* start SOURCE MATERIAL *

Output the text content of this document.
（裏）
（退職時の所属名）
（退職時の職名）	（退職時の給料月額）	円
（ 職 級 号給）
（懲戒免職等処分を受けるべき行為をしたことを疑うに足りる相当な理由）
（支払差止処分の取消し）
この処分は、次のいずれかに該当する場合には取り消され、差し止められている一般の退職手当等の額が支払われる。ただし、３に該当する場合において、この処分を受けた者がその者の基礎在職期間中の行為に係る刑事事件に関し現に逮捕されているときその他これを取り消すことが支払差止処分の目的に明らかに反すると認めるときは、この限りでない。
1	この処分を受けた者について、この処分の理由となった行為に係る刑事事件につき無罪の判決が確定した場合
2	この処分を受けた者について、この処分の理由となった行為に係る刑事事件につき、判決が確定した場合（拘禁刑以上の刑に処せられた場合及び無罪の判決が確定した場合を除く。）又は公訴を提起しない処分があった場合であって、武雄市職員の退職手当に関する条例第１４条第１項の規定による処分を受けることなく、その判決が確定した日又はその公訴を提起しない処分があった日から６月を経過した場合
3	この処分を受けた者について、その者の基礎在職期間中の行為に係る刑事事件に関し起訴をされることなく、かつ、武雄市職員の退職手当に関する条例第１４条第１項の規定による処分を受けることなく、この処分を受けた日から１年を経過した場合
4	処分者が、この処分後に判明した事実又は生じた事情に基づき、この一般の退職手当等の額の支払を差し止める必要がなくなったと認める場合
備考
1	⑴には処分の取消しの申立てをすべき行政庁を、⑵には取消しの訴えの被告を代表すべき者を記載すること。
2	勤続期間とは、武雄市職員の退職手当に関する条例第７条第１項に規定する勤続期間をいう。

* end SOURCE MATERIAL *

Write out all the entries exactly.

▸ **FULL ANSWER**
Output the text content of this document.
（裏）
（退職時の所属名）
（退職時の職名）	（退職時の給料月額）	円
（ 職 級 号給）
（懲戒免職等処分を受けるべき行為をしたことを疑うに足りる相当な理由）
（支払差止処分の取消し）
この処分は、次のいずれかに該当する場合には取り消され、差し止められている一般の退職手当等の額が支払われる。ただし、３に該当する場合において、この処分を受けた者がその者の基礎在職期間中の行為に係る刑事事件に関し現に逮捕されているときその他これを取り消すことが支払差止処分の目的に明らかに反すると認めるときは、この限りでない。
1	この処分を受けた者について、この処分の理由となった行為に係る刑事事件につき無罪の判決が確定した場合
2	この処分を受けた者について、この処分の理由となった行為に係る刑事事件につき、判決が確定した場合（拘禁刑以上の刑に処せられた場合及び無罪の判決が確定した場合を除く。）又は公訴を提起しない処分があった場合であって、武雄市職員の退職手当に関する条例第１４条第１項の規定による処分を受けることなく、その判決が確定した日又はその公訴を提起しない処分があった日から６月を経過した場合
3	この処分を受けた者について、その者の基礎在職期間中の行為に係る刑事事件に関し起訴をされることなく、かつ、武雄市職員の退職手当に関する条例第１４条第１項の規定による処分を受けることなく、この処分を受けた日から１年を経過した場合
4	処分者が、この処分後に判明した事実又は生じた事情に基づき、この一般の退職手当等の額の支払を差し止める必要がなくなったと認める場合
備考
1	⑴には処分の取消しの申立てをすべき行政庁を、⑵には取消しの訴えの被告を代表すべき者を記載すること。
2	勤続期間とは、武雄市職員の退職手当に関する条例第７条第１項に規定する勤続期間をいう。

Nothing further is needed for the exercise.